• [Text section]:

- Native to: Ethiopia
- Region: Central Omo
- Ethnicity: Mursi
- Native speakers: 7,400 (2007 census)
- Language family: Nilo-Saharan? Eastern SudanicSouthern EasternSurmicSouthSoutheastPastoralMursi; ; ; ; ; ; ;
- Writing system: Geʽez, Latin

Language codes
- ISO 639-3: muz
- Glottolog: murs1242
- ELP: Mursi

= Mursi language =

Surmic language spoken by Mursi people in southwestern Ethiopia

Mursi (also Dama, Merdu, Meritu, Murzi, Murzu) is a Southeast Surmic language spoken by the Mursi people who live in the South Omo Zone on the eastern side of the lower Omo valley in southwest Ethiopia. The language is similar to Suri, another Southeast Surmic language spoken to the west of the Mursi language area. It is spoken by approximately 7,400 people. According to the 1994 national census, there were 3,163 people who were identified as Mursi in the Southern Nations, Nationalities, and Peoples' Region (SNNPR); 3,158 spoke Mursi as their first language, while 31 spoke it as their second language. According to the analytical volume of the 1994 national census, where Mursi was grouped under Me'en, 89.7% were monolingual, and the second languages spoken were Bench (4.2%), Amharic, which serves as one of the six official languages of Ethiopia. (3.5%), and Kafa (1.1%).

• [Prompt 1]: In one to three sentences, explain why, according to the Mursi language text, the 89.7% monolingual figure may not describe Mursi speakers alone.
• [Prompt 2]: Resume the text on the Mursi language after its last sentence.
The records that come next have no connection to the text on the Mursi language.

• [Extracted information]:
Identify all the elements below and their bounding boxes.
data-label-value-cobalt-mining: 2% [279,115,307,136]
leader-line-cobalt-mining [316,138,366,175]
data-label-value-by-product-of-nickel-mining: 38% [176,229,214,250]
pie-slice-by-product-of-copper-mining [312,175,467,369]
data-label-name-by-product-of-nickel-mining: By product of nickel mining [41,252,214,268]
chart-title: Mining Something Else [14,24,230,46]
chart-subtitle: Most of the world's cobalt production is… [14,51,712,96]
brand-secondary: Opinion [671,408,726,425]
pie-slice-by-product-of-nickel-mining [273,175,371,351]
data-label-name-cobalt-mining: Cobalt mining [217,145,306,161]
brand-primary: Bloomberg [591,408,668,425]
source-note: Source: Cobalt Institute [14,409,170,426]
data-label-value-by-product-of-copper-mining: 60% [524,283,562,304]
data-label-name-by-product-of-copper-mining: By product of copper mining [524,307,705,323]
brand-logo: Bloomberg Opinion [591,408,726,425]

• [Answer box 1]: The figure comes from the analytical volume of the 1994 national census, and in that volume Mursi was grouped under Me'en rather than counted separately.

• [Answer box 2]:
==Classification==
Mursi is classified as belonging to the Southeast Surmic languages, to which the following other languages also belong: Suri, Me'en and Kwegu. As such, Mursi is also part of the superordinate Eastern Sudanic family of the Nilo-Saharan languages. Mursi is closely related (over 80% cognate) to Me'en, Suri, Kwegu, and tribes in South Sudan such as Murle, Didinga, Tennet and Boya.

==Phonology==
===Phoneme inventory===
The vowel and consonant inventory of Mursi is similar to those of other Southeast Surmic languages, except for the lack of ejectives, the labial fricative //f// and the voiceless stop //p//.

Consonants of Mursi
|  |  | Labial | Alveolar | Postalveolar/ Palatal | Velar | Glottal |
| Stop | voiceless |  | t | c ⟨č⟩ | k | (ʔ) |
| voiced | b | d | ɟ ⟨dʒ⟩ | ɡ |  |
| Implosive |  | ɓ | ɗ |  |  |  |
| Fricative | voiceless |  | s | ʃ |  | h |
| voiced |  | z |  |  |  |
| Nasal |  | m | n | ɲ | ŋ |  |
| Liquids |  |  | r, l |  |  |  |
| Approximant |  |  |  | j | w |  |

- Except for the hesitant inclusion of the glottal stop /ʔ/ by Firew, both Mütze and Firew agree on the consonant inventory. The layout mostly follows Mütze. The characters in angled brackets are the ones used by Firew, where they differ from Mütze.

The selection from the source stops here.